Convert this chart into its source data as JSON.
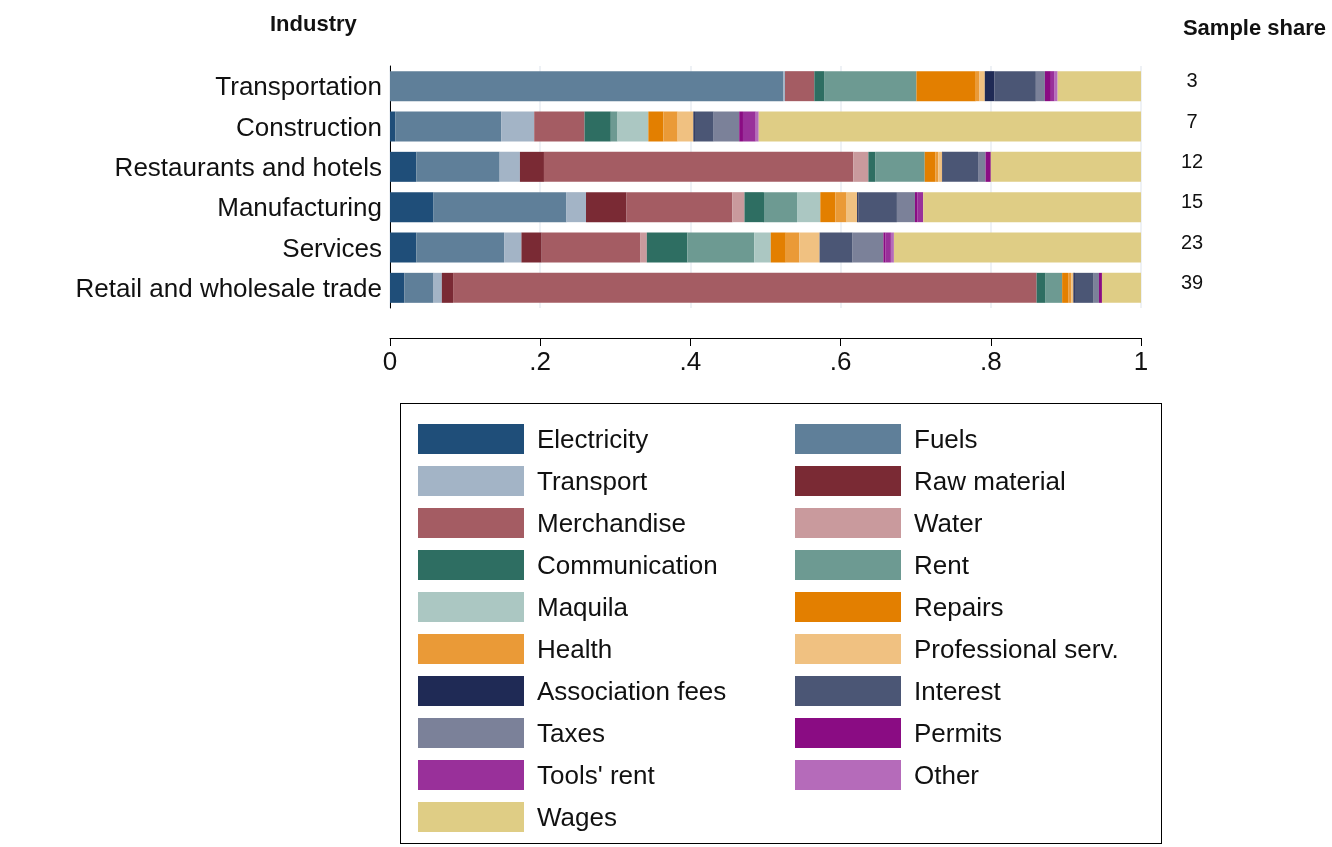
{
  "chart_data": {
    "type": "bar",
    "orientation": "horizontal",
    "stacked": true,
    "ylabel": "Industry",
    "y2label": "Sample share",
    "categories": [
      "Transportation",
      "Construction",
      "Restaurants and hotels",
      "Manufacturing",
      "Services",
      "Retail and wholesale trade"
    ],
    "xlim": [
      0,
      1
    ],
    "xticks": [
      0,
      {
        "value": 0.2,
        "label": ".2"
      },
      {
        "value": 0.4,
        "label": ".4"
      },
      {
        "value": 0.6,
        "label": ".6"
      },
      {
        "value": 0.8,
        "label": ".8"
      },
      1
    ],
    "grid": "x",
    "legend": "bottom",
    "series": [
      {
        "name": "Electricity",
        "color": "#1f4e79",
        "values": [
          0,
          0.007,
          0.035,
          0.058,
          0.035,
          0.019
        ]
      },
      {
        "name": "Fuels",
        "color": "#5f7f99",
        "values": [
          0.524,
          0.141,
          0.111,
          0.177,
          0.117,
          0.039
        ]
      },
      {
        "name": "Transport",
        "color": "#a3b4c6",
        "values": [
          0.002,
          0.044,
          0.027,
          0.026,
          0.023,
          0.011
        ]
      },
      {
        "name": "Raw material",
        "color": "#7a2a34",
        "values": [
          0,
          0,
          0.032,
          0.054,
          0.027,
          0.015
        ]
      },
      {
        "name": "Merchandise",
        "color": "#a45c63",
        "values": [
          0.039,
          0.067,
          0.412,
          0.141,
          0.131,
          0.777
        ]
      },
      {
        "name": "Water",
        "color": "#c99a9d",
        "values": [
          0,
          0,
          0.02,
          0.016,
          0.009,
          0
        ]
      },
      {
        "name": "Communication",
        "color": "#2e6e62",
        "values": [
          0.013,
          0.035,
          0.009,
          0.026,
          0.054,
          0.012
        ]
      },
      {
        "name": "Rent",
        "color": "#6d9a92",
        "values": [
          0.123,
          0.009,
          0.066,
          0.044,
          0.089,
          0.022
        ]
      },
      {
        "name": "Maquila",
        "color": "#abc7c2",
        "values": [
          0,
          0.041,
          0,
          0.031,
          0.022,
          0
        ]
      },
      {
        "name": "Repairs",
        "color": "#e37f00",
        "values": [
          0.079,
          0.02,
          0.014,
          0.02,
          0.02,
          0.008
        ]
      },
      {
        "name": "Health",
        "color": "#ea9a37",
        "values": [
          0.005,
          0.019,
          0.004,
          0.015,
          0.018,
          0.004
        ]
      },
      {
        "name": "Professional serv.",
        "color": "#f0c181",
        "values": [
          0.007,
          0.021,
          0.005,
          0.014,
          0.027,
          0.003
        ]
      },
      {
        "name": "Association fees",
        "color": "#1f2a55",
        "values": [
          0.013,
          0.002,
          0.001,
          0.002,
          0,
          0.002
        ]
      },
      {
        "name": "Interest",
        "color": "#4b5675",
        "values": [
          0.055,
          0.025,
          0.047,
          0.051,
          0.044,
          0.025
        ]
      },
      {
        "name": "Taxes",
        "color": "#7b8199",
        "values": [
          0.012,
          0.034,
          0.01,
          0.024,
          0.041,
          0.007
        ]
      },
      {
        "name": "Permits",
        "color": "#8a0c83",
        "values": [
          0.008,
          0.005,
          0.007,
          0.003,
          0.003,
          0.004
        ]
      },
      {
        "name": "Tools' rent",
        "color": "#99309a",
        "values": [
          0.005,
          0.017,
          0,
          0.008,
          0.007,
          0
        ]
      },
      {
        "name": "Other",
        "color": "#b56bba",
        "values": [
          0.004,
          0.004,
          0,
          0,
          0.004,
          0
        ]
      },
      {
        "name": "Wages",
        "color": "#dfcd85",
        "values": [
          0.111,
          0.509,
          0.2,
          0.29,
          0.329,
          0.052
        ]
      }
    ],
    "annotations": [
      "3",
      "7",
      "12",
      "15",
      "23",
      "39"
    ]
  }
}
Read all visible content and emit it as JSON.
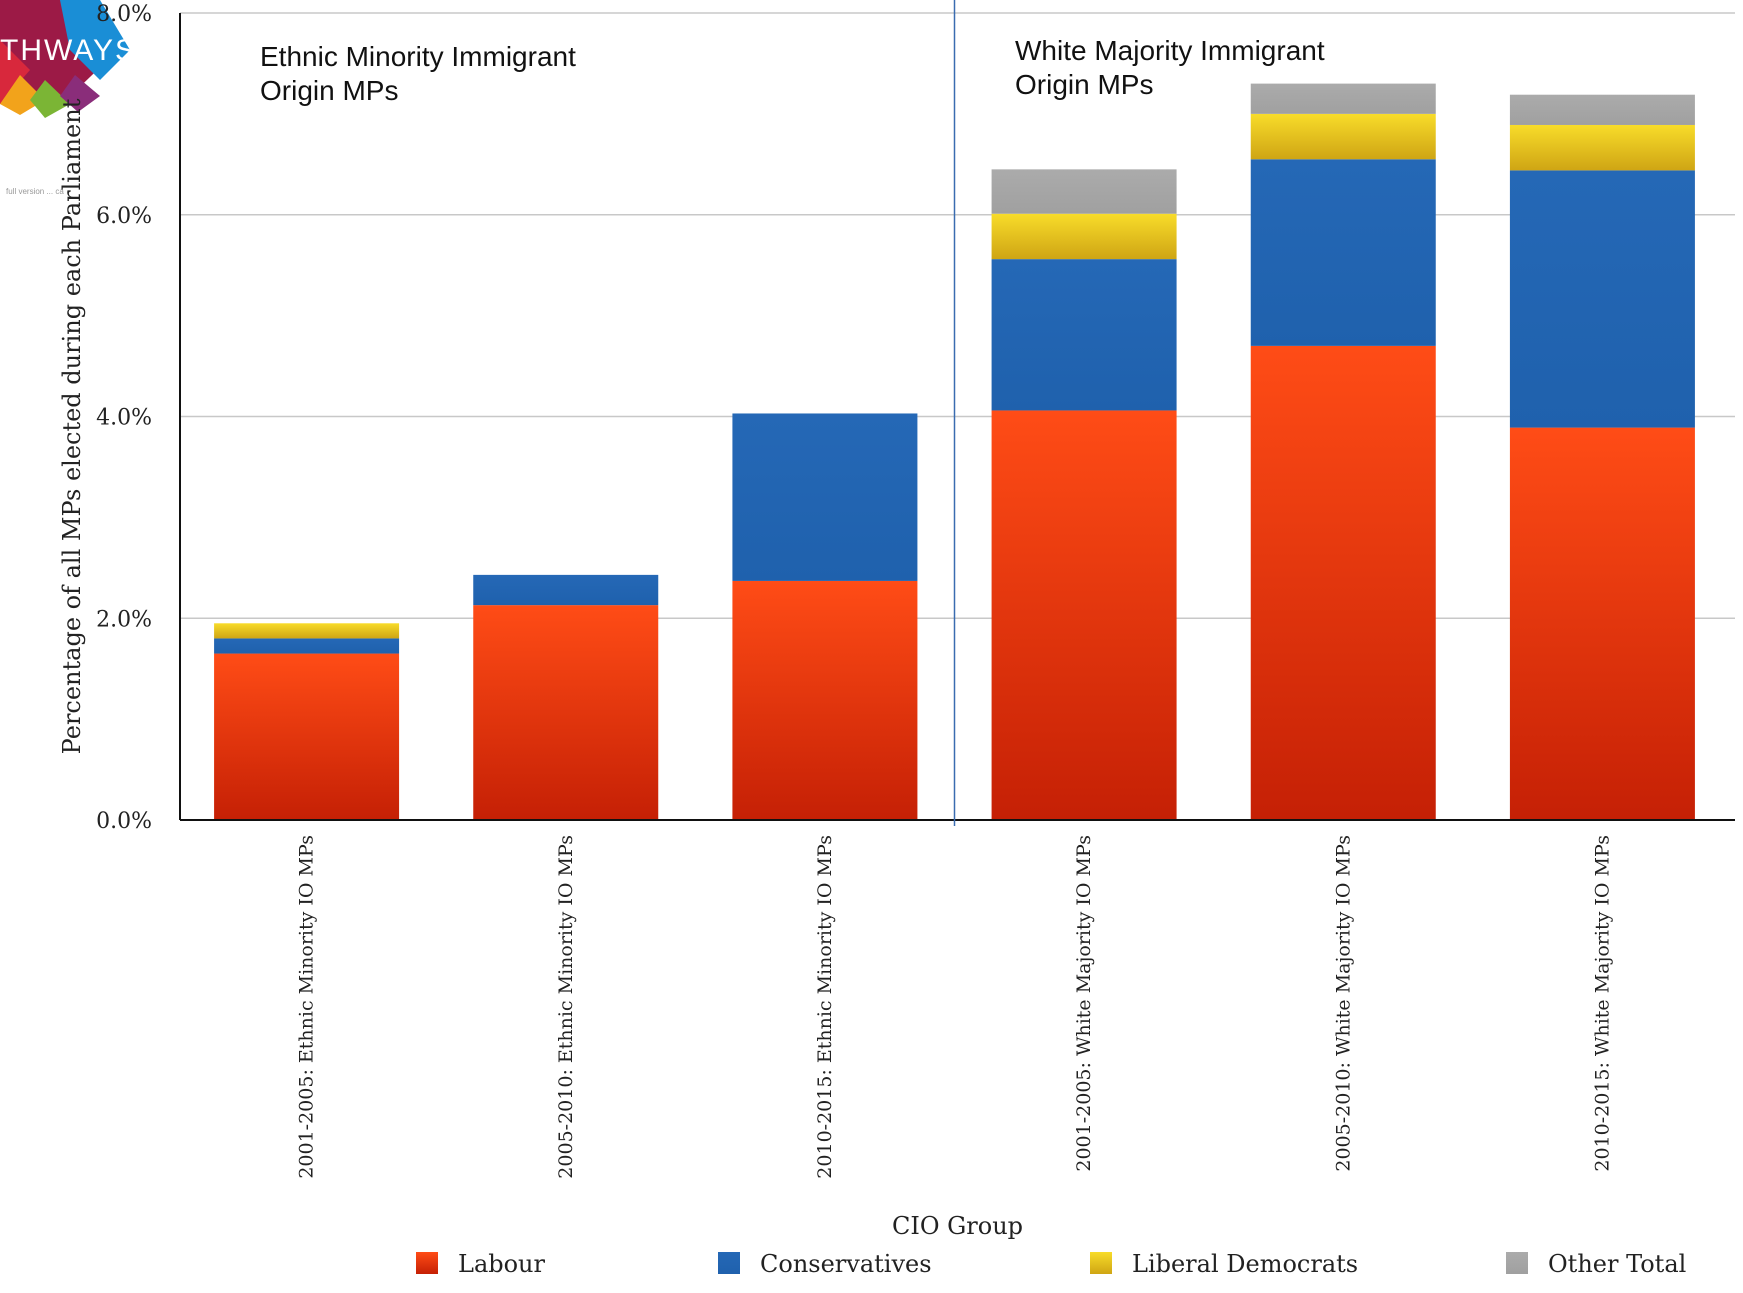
{
  "logo": {
    "text": "THWAYS",
    "subtext": "full version ... ca"
  },
  "chart_data": {
    "type": "bar",
    "stacked": true,
    "categories": [
      "2001-2005: Ethnic Minority IO MPs",
      "2005-2010: Ethnic Minority IO MPs",
      "2010-2015: Ethnic Minority IO MPs",
      "2001-2005: White Majority IO MPs",
      "2005-2010: White Majority IO MPs",
      "2010-2015: White Majority IO MPs"
    ],
    "series": [
      {
        "name": "Labour",
        "color": "#e8401a",
        "values": [
          1.65,
          2.13,
          2.37,
          4.06,
          4.7,
          3.89
        ]
      },
      {
        "name": "Conservatives",
        "color": "#2166b3",
        "values": [
          0.15,
          0.3,
          1.66,
          1.5,
          1.85,
          2.55
        ]
      },
      {
        "name": "Liberal Democrats",
        "color": "#f0c419",
        "values": [
          0.15,
          0.0,
          0.0,
          0.45,
          0.45,
          0.45
        ]
      },
      {
        "name": "Other Total",
        "color": "#a6a6a6",
        "values": [
          0.0,
          0.0,
          0.0,
          0.44,
          0.3,
          0.3
        ]
      }
    ],
    "ylim": [
      0,
      8
    ],
    "yticks": [
      "0.0%",
      "2.0%",
      "4.0%",
      "6.0%",
      "8.0%"
    ],
    "ylabel": "Percentage of all MPs elected during each Parliament",
    "xlabel": "CIO Group",
    "grid": true,
    "legend_position": "bottom",
    "annotations": [
      {
        "lines": [
          "Ethnic Minority Immigrant",
          "Origin MPs"
        ]
      },
      {
        "lines": [
          "White Majority Immigrant",
          "Origin MPs"
        ]
      }
    ]
  }
}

_ _ _ _ _ _ _

* Written problem *
Restate the data above word for word. Skip every picture.

* Finished task *
Convert this chart into its source data as JSON.
{
  "chart_data": {
    "type": "bar",
    "orientation": "horizontal",
    "stacked": true,
    "ylabel": "Industry",
    "y2label": "Sample share",
    "categories": [
      "Transportation",
      "Construction",
      "Restaurants and hotels",
      "Manufacturing",
      "Services",
      "Retail and wholesale trade"
    ],
    "xlim": [
      0,
      1
    ],
    "xticks": [
      0,
      {
        "value": 0.2,
        "label": ".2"
      },
      {
        "value": 0.4,
        "label": ".4"
      },
      {
        "value": 0.6,
        "label": ".6"
      },
      {
        "value": 0.8,
        "label": ".8"
      },
      1
    ],
    "grid": "x",
    "legend": "bottom",
    "series": [
      {
        "name": "Electricity",
        "color": "#1f4e79",
        "values": [
          0,
          0.007,
          0.035,
          0.058,
          0.035,
          0.019
        ]
      },
      {
        "name": "Fuels",
        "color": "#5f7f99",
        "values": [
          0.524,
          0.141,
          0.111,
          0.177,
          0.117,
          0.039
        ]
      },
      {
        "name": "Transport",
        "color": "#a3b4c6",
        "values": [
          0.002,
          0.044,
          0.027,
          0.026,
          0.023,
          0.011
        ]
      },
      {
        "name": "Raw material",
        "color": "#7a2a34",
        "values": [
          0,
          0,
          0.032,
          0.054,
          0.027,
          0.015
        ]
      },
      {
        "name": "Merchandise",
        "color": "#a45c63",
        "values": [
          0.039,
          0.067,
          0.412,
          0.141,
          0.131,
          0.777
        ]
      },
      {
        "name": "Water",
        "color": "#c99a9d",
        "values": [
          0,
          0,
          0.02,
          0.016,
          0.009,
          0
        ]
      },
      {
        "name": "Communication",
        "color": "#2e6e62",
        "values": [
          0.013,
          0.035,
          0.009,
          0.026,
          0.054,
          0.012
        ]
      },
      {
        "name": "Rent",
        "color": "#6d9a92",
        "values": [
          0.123,
          0.009,
          0.066,
          0.044,
          0.089,
          0.022
        ]
      },
      {
        "name": "Maquila",
        "color": "#abc7c2",
        "values": [
          0,
          0.041,
          0,
          0.031,
          0.022,
          0
        ]
      },
      {
        "name": "Repairs",
        "color": "#e37f00",
        "values": [
          0.079,
          0.02,
          0.014,
          0.02,
          0.02,
          0.008
        ]
      },
      {
        "name": "Health",
        "color": "#ea9a37",
        "values": [
          0.005,
          0.019,
          0.004,
          0.015,
          0.018,
          0.004
        ]
      },
      {
        "name": "Professional serv.",
        "color": "#f0c181",
        "values": [
          0.007,
          0.021,
          0.005,
          0.014,
          0.027,
          0.003
        ]
      },
      {
        "name": "Association fees",
        "color": "#1f2a55",
        "values": [
          0.013,
          0.002,
          0.001,
          0.002,
          0,
          0.002
        ]
      },
      {
        "name": "Interest",
        "color": "#4b5675",
        "values": [
          0.055,
          0.025,
          0.047,
          0.051,
          0.044,
          0.025
        ]
      },
      {
        "name": "Taxes",
        "color": "#7b8199",
        "values": [
          0.012,
          0.034,
          0.01,
          0.024,
          0.041,
          0.007
        ]
      },
      {
        "name": "Permits",
        "color": "#8a0c83",
        "values": [
          0.008,
          0.005,
          0.007,
          0.003,
          0.003,
          0.004
        ]
      },
      {
        "name": "Tools' rent",
        "color": "#99309a",
        "values": [
          0.005,
          0.017,
          0,
          0.008,
          0.007,
          0
        ]
      },
      {
        "name": "Other",
        "color": "#b56bba",
        "values": [
          0.004,
          0.004,
          0,
          0,
          0.004,
          0
        ]
      },
      {
        "name": "Wages",
        "color": "#dfcd85",
        "values": [
          0.111,
          0.509,
          0.2,
          0.29,
          0.329,
          0.052
        ]
      }
    ],
    "annotations": [
      "3",
      "7",
      "12",
      "15",
      "23",
      "39"
    ]
  }
}
Read all visible content and emit it as JSON.
{
  "logo": {
    "text": "THWAYS",
    "subtext": "full version ... ca"
  },
  "chart_data": {
    "type": "bar",
    "stacked": true,
    "categories": [
      "2001-2005: Ethnic Minority IO MPs",
      "2005-2010: Ethnic Minority IO MPs",
      "2010-2015: Ethnic Minority IO MPs",
      "2001-2005: White Majority IO MPs",
      "2005-2010: White Majority IO MPs",
      "2010-2015: White Majority IO MPs"
    ],
    "series": [
      {
        "name": "Labour",
        "color": "#e8401a",
        "values": [
          1.65,
          2.13,
          2.37,
          4.06,
          4.7,
          3.89
        ]
      },
      {
        "name": "Conservatives",
        "color": "#2166b3",
        "values": [
          0.15,
          0.3,
          1.66,
          1.5,
          1.85,
          2.55
        ]
      },
      {
        "name": "Liberal Democrats",
        "color": "#f0c419",
        "values": [
          0.15,
          0.0,
          0.0,
          0.45,
          0.45,
          0.45
        ]
      },
      {
        "name": "Other Total",
        "color": "#a6a6a6",
        "values": [
          0.0,
          0.0,
          0.0,
          0.44,
          0.3,
          0.3
        ]
      }
    ],
    "ylim": [
      0,
      8
    ],
    "yticks": [
      "0.0%",
      "2.0%",
      "4.0%",
      "6.0%",
      "8.0%"
    ],
    "ylabel": "Percentage of all MPs elected during each Parliament",
    "xlabel": "CIO Group",
    "grid": true,
    "legend_position": "bottom",
    "annotations": [
      {
        "lines": [
          "Ethnic Minority Immigrant",
          "Origin MPs"
        ]
      },
      {
        "lines": [
          "White Majority Immigrant",
          "Origin MPs"
        ]
      }
    ]
  }
}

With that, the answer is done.